SUPPLIED PASSAGE:
I am not much of a son, so Mother’s Day doesn’t move me. My mother and I are estranged. We both struggled to get what we needed out of life. Her road put her in the arms of a man who despised me, and drove me from the home they built when I was still in high school. I carry a grudge about that still. But my mother is on my mind this year. That’s because of Tanya McDowell. She and my mother have a lot in common.
Ms. McDowell is accused of larceny. You see, she sent her son to the Brookside elementary school in Norwalk, Connecticut. She did so even though it appears as though she does not live in Norwalk. Her crime? Stealing an education for her son.
I know a little about that crime. For several years, I was a willing co-conspirator in such a theft. Indeed, I was the beneficiary of the theft.
For several crazy years, my mother and I lived a peripatetic kind of life. We lived in Detroit. We moved most years. One year we rented rooms from a crazy old lady named Alice who never ventured out of the house. She sat glued to the police radio. Another year we rented the unfinished attic from a couple named Dick and Jean; it got plenty hot up there in the summer. We traded up to an apartment after that, and so it went for several years. My mother was doing her best to raise me after my father up and left. She struggled.
But she knew she wanted a good education for me. So one year, when my grandfather became superintendent of an apartment building across the street from the Goodale elementary school, I rode the city buses to and from our apartment to my grandmother’s basement apartment. I wasn’t living with my grandmother, although I did eat lunch there every day. (I learned later that my grandmother charged my mother for the lunches each week, a fact that even now fills me with sadness.) Another year, the year I started high school, my mother proudly announced she’d found an apartment within the school boundaries. I cried I saw the place: we were still a half mile out of the Denby High School district. But I went anyway. I am not sure whose address we used that year. We moved into the Denby district the next year, when my mother hooked up with a hard-drinking construction worker: I would have preferred a longer commute.

[Stored records]
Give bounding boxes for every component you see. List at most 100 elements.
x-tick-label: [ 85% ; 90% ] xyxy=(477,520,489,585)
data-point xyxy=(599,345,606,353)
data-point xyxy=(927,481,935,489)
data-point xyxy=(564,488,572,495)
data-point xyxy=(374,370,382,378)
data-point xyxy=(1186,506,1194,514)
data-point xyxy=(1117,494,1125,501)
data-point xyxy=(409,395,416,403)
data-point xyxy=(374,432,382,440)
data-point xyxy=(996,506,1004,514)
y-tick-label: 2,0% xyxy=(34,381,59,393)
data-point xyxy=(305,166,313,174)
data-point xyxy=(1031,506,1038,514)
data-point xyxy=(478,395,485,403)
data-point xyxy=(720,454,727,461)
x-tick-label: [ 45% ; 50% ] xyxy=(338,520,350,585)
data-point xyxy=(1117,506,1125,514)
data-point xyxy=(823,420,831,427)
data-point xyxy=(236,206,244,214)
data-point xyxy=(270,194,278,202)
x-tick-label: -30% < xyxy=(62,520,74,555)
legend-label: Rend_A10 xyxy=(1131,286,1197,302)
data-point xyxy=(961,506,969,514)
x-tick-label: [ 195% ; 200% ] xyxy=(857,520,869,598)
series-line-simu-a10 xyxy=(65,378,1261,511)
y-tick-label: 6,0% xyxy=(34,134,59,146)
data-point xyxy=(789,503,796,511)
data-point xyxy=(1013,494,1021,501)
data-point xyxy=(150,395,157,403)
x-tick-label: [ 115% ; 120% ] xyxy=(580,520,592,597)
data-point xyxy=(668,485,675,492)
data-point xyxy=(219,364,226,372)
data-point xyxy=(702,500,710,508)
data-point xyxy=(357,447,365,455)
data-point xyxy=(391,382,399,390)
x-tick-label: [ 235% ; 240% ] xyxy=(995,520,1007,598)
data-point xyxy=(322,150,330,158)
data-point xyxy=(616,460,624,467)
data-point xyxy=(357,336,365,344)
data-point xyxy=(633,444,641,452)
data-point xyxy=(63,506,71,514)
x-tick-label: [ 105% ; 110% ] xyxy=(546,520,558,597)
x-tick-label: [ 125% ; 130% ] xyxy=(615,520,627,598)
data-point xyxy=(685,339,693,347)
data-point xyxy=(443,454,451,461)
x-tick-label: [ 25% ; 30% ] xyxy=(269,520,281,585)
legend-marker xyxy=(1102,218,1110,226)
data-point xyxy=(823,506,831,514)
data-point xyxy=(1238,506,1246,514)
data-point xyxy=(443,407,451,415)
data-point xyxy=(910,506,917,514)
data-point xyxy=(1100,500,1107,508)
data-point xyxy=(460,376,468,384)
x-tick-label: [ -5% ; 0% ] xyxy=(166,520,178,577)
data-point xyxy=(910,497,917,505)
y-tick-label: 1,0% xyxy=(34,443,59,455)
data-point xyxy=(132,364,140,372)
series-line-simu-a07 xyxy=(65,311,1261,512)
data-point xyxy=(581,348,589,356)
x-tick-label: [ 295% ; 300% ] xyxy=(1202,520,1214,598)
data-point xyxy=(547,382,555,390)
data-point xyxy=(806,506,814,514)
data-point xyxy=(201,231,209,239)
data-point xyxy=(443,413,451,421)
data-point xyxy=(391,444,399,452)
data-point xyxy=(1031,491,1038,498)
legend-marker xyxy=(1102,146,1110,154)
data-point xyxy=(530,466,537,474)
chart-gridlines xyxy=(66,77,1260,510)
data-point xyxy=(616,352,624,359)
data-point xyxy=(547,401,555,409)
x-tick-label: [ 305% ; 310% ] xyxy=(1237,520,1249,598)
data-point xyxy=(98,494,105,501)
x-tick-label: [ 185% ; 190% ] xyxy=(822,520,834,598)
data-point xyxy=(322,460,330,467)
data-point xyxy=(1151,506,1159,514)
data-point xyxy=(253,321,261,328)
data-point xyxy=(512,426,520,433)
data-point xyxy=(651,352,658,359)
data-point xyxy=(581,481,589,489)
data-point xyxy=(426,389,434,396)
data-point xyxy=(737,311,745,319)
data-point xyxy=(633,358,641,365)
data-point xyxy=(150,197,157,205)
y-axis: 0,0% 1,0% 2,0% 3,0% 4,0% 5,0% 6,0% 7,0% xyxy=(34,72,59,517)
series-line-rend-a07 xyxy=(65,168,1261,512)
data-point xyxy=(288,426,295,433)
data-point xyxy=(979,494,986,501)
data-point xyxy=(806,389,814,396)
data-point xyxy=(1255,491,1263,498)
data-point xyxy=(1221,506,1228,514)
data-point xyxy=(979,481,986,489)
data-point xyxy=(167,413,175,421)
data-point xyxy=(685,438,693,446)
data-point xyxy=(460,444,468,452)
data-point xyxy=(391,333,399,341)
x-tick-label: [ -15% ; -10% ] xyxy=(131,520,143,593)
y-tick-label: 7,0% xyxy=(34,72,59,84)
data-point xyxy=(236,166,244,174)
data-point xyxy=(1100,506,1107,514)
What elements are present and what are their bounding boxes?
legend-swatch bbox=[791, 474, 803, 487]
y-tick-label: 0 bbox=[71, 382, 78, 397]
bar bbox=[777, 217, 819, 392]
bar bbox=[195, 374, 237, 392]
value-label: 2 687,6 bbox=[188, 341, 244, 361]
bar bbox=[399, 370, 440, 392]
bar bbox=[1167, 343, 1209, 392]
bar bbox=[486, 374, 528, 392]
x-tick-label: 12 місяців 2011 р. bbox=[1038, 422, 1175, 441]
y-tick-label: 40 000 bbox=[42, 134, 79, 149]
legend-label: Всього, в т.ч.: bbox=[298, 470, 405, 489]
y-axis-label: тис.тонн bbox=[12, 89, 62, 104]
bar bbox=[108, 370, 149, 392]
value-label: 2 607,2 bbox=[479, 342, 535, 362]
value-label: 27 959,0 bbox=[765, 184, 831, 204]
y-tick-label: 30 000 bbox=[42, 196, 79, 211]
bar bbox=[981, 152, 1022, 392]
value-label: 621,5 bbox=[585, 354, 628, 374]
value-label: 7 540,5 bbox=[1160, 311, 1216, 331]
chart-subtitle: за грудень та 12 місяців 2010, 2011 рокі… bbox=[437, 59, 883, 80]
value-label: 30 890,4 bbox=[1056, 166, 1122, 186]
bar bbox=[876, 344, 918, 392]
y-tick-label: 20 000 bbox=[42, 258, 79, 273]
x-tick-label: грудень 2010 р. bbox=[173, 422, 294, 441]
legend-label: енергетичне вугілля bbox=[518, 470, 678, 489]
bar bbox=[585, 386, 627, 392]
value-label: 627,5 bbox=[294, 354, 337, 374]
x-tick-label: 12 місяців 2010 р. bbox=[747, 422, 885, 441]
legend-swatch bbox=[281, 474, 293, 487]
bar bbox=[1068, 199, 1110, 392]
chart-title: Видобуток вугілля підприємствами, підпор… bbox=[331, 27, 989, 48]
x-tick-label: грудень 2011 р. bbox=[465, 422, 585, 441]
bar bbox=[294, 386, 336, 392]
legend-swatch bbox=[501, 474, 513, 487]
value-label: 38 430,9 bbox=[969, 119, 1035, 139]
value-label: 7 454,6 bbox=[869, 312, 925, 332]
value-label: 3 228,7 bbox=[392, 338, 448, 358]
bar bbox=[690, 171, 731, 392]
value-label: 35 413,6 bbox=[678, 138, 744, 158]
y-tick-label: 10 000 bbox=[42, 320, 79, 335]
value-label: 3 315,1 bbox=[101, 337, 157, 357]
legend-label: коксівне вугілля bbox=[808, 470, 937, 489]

PROBLEM: Resume the Mother's Day essay about Tanya McDowell, writing on from its final sentence.

EXERCISE RESULT:
I never gave these migrations a thought. It is just what we did. I suppose it wasn’t theft of the sort Ms. McDowell is accused of as we did not cross municipal lines: I got a Detroit public school education. I just didn’t live where the school thought I lived.
It amazes me that prosecutors in Connecticut think Ms. McDowell’s conduct a crime. She is a mother, a reportedly homeless mother, doing the best she can for her child. Since when did that become a crime worthy of prosecution? Her son is an urban nomad, doing what we wanderers always do: gleaning a living from the remains others take for granted.
I read this morning that Norwalk school officials have zeroed in on as many as a score of other kids surreptitiously attending city schools. These children, too, will be bounced from the classroom for conspiring to steal an education. Will their parents also be prosecuted?
Yeah, I understand Norwalk’s point. City residents support the schools with their taxes. In tough times, those taxes are stretched thin: it is all the city can do to educate children of those who actually live in the city. So go ahead and remove the kids from a school; send them to the city in which they live to get their schooling.
But prosecuting a mother desperate to do the best she can for her son? This is simply obscene, and fails to promote respect for the law.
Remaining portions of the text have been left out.